REQUIRED TASK :: Find all lines in the listing that include the word "title", then copy them.
>> Begin MATERIAL FOR THIS TASK
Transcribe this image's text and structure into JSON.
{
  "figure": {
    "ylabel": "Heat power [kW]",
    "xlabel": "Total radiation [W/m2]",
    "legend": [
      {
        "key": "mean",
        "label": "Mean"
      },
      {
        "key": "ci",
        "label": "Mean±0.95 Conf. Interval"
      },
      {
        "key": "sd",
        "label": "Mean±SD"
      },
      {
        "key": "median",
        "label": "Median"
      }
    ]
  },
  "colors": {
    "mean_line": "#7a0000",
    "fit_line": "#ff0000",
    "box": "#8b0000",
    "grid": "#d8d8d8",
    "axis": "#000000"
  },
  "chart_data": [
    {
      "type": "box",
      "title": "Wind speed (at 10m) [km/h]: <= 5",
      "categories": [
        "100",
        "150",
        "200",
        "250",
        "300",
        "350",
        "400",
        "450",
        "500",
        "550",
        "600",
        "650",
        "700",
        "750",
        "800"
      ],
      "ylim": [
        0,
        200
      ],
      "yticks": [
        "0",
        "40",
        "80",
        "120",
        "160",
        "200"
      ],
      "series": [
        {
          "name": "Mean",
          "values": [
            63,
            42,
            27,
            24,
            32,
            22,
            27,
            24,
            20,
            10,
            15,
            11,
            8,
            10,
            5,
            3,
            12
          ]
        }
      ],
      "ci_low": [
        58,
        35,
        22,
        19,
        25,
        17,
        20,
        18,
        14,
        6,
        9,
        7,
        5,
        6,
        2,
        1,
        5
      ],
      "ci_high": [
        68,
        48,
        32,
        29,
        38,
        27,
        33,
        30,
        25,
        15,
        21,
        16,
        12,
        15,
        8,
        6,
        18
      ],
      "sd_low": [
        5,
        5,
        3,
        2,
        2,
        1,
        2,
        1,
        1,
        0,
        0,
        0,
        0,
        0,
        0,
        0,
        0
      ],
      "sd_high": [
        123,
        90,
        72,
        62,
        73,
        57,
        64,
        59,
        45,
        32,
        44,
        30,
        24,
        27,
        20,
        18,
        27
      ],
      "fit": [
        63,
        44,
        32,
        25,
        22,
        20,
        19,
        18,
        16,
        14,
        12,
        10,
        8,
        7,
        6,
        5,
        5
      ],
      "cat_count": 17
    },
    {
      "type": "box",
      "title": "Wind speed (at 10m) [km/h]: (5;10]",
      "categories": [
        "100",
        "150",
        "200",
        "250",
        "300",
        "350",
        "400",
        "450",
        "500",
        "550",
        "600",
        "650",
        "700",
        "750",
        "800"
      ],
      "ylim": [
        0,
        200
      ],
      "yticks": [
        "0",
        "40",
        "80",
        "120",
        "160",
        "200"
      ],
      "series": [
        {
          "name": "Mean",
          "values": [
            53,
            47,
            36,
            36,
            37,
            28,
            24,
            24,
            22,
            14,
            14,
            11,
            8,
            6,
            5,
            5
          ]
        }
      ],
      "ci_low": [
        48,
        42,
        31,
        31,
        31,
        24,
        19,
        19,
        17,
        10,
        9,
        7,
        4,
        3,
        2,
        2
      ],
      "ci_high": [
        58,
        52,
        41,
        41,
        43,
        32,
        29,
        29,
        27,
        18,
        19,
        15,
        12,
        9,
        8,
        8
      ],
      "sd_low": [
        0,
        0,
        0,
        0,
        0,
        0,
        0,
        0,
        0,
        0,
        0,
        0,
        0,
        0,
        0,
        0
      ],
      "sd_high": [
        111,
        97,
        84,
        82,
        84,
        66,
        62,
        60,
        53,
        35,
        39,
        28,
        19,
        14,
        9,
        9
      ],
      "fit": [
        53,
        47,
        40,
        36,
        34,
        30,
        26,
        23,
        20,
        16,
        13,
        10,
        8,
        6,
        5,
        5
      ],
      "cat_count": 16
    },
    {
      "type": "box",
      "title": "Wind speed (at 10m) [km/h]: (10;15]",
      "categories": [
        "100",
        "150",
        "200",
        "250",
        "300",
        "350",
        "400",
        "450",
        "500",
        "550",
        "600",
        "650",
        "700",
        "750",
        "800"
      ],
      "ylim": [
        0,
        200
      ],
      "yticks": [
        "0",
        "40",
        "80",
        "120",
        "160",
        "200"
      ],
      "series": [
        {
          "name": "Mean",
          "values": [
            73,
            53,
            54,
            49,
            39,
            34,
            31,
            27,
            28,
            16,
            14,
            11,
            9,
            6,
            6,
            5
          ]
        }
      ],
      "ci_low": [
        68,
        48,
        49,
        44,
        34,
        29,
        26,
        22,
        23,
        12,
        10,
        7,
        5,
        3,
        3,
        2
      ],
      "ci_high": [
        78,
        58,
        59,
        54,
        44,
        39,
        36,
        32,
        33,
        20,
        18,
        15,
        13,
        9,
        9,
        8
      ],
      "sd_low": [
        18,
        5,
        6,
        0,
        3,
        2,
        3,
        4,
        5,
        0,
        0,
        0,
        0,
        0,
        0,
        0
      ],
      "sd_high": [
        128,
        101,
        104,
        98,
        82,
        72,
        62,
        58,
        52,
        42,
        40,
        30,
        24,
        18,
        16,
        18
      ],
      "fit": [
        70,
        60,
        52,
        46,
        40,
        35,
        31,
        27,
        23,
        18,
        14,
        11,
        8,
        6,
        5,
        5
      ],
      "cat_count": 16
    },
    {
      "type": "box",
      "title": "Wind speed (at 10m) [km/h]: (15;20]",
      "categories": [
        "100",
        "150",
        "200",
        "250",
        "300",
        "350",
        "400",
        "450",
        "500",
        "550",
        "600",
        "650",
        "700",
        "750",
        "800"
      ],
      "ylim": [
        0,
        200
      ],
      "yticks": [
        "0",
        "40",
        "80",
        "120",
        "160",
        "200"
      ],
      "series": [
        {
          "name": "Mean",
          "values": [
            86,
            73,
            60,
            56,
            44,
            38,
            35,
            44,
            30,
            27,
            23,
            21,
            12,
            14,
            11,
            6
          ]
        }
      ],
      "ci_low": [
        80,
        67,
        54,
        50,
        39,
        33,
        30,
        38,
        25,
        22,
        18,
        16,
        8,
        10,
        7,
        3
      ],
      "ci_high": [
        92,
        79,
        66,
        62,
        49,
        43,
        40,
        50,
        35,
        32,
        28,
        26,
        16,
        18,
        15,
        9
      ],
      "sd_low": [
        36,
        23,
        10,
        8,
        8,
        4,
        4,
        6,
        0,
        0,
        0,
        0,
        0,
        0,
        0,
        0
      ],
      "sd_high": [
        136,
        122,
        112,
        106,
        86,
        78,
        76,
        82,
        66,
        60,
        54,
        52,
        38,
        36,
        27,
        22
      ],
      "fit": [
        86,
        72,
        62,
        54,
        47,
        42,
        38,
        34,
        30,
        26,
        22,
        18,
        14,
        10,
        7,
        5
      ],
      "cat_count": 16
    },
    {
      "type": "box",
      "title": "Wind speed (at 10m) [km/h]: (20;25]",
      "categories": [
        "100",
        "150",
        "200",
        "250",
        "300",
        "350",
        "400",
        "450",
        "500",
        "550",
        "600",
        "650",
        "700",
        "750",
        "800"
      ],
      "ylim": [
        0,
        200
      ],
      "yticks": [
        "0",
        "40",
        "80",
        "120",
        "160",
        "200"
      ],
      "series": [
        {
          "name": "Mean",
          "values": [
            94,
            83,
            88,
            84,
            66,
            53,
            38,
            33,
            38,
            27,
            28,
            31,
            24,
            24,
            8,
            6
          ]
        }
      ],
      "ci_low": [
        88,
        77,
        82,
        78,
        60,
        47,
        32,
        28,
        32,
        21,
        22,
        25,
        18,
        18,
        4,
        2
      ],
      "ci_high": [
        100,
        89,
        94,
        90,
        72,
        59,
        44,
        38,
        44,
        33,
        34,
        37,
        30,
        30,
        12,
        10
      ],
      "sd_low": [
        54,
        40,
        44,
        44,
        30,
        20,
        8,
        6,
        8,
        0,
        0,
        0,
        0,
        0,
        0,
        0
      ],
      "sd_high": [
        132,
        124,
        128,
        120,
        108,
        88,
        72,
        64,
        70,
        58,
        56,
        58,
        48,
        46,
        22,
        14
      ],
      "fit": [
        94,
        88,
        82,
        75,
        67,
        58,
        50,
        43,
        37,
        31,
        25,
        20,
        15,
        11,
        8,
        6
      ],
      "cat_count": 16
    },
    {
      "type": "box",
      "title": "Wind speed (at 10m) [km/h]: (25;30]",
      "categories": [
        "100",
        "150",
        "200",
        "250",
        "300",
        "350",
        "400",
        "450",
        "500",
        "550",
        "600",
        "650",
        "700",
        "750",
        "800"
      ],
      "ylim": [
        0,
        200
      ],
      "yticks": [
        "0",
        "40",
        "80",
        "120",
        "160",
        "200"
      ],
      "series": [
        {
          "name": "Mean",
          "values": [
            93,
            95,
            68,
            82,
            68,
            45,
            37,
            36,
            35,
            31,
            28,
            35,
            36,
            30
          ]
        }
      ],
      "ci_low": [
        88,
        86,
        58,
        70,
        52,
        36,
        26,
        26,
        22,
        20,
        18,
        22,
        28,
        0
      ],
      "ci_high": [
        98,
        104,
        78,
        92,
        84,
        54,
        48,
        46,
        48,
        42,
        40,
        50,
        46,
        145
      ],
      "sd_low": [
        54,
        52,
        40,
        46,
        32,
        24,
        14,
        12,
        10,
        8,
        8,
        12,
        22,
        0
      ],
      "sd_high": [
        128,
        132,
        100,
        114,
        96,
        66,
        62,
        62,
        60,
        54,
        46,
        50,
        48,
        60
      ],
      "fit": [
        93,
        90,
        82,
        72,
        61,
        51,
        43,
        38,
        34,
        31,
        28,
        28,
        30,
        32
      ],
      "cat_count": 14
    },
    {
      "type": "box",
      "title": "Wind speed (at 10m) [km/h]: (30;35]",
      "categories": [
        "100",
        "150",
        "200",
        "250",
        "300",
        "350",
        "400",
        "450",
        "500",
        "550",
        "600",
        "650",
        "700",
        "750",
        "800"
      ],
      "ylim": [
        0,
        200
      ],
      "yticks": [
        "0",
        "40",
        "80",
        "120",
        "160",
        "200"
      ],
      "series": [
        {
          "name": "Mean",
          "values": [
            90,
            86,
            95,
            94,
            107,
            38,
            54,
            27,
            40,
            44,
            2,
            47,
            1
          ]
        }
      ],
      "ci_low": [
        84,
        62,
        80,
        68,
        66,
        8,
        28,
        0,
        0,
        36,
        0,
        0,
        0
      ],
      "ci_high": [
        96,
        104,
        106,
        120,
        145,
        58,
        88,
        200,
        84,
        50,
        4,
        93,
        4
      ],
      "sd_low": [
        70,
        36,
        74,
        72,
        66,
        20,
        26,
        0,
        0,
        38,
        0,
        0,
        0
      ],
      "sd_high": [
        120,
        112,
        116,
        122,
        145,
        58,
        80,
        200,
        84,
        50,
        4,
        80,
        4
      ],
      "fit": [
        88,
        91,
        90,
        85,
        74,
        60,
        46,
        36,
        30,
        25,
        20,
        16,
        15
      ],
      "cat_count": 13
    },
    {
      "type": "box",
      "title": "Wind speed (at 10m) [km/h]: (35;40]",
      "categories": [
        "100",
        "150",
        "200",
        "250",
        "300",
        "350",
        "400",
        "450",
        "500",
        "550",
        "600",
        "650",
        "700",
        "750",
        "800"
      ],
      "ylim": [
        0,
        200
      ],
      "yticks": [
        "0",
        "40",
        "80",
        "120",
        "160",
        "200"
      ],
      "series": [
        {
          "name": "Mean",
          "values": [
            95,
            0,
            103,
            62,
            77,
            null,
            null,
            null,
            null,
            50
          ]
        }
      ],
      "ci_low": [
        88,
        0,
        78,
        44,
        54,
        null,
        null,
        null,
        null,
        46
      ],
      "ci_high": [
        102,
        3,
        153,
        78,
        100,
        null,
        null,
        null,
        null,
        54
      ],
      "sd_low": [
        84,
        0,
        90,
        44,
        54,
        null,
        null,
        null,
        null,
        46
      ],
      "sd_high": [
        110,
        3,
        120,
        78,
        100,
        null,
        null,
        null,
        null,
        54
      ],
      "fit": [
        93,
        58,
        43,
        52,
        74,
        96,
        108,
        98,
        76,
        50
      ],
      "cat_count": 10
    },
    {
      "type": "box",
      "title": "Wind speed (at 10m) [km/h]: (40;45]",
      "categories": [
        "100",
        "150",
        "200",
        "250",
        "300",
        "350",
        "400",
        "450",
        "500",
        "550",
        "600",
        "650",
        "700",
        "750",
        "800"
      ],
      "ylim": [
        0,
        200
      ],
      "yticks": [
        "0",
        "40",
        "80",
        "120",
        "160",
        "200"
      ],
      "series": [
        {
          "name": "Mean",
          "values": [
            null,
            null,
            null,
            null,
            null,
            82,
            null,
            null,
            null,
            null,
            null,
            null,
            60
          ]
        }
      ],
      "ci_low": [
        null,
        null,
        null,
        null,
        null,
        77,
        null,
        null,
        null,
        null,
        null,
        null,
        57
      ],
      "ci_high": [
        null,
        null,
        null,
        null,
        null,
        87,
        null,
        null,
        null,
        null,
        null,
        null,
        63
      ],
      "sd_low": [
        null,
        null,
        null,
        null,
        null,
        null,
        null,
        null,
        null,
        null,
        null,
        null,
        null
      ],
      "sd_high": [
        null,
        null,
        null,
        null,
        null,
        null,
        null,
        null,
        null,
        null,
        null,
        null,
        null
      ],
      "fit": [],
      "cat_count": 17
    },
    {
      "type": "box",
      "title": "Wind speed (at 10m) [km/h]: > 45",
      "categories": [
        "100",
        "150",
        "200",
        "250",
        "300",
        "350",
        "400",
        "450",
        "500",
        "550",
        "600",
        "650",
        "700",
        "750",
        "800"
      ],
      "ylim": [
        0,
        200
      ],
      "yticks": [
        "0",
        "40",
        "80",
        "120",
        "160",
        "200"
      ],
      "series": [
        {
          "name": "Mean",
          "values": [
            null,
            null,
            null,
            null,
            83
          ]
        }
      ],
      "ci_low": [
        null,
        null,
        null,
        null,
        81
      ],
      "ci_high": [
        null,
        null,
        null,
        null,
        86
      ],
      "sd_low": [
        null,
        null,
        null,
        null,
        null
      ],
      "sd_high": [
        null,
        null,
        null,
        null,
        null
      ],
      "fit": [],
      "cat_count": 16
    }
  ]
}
>> End MATERIAL FOR THIS TASK
CORRECT ANSWER ::
      "title": "Wind speed (at 10m) [km/h]: <= 5",
      "title": "Wind speed (at 10m) [km/h]: (5;10]",
      "title": "Wind speed (at 10m) [km/h]: (10;15]",
      "title": "Wind speed (at 10m) [km/h]: (15;20]",
      "title": "Wind speed (at 10m) [km/h]: (20;25]",
      "title": "Wind speed (at 10m) [km/h]: (25;30]",
      "title": "Wind speed (at 10m) [km/h]: (30;35]",
      "title": "Wind speed (at 10m) [km/h]: (35;40]",
      "title": "Wind speed (at 10m) [km/h]: (40;45]",
      "title": "Wind speed (at 10m) [km/h]: > 45",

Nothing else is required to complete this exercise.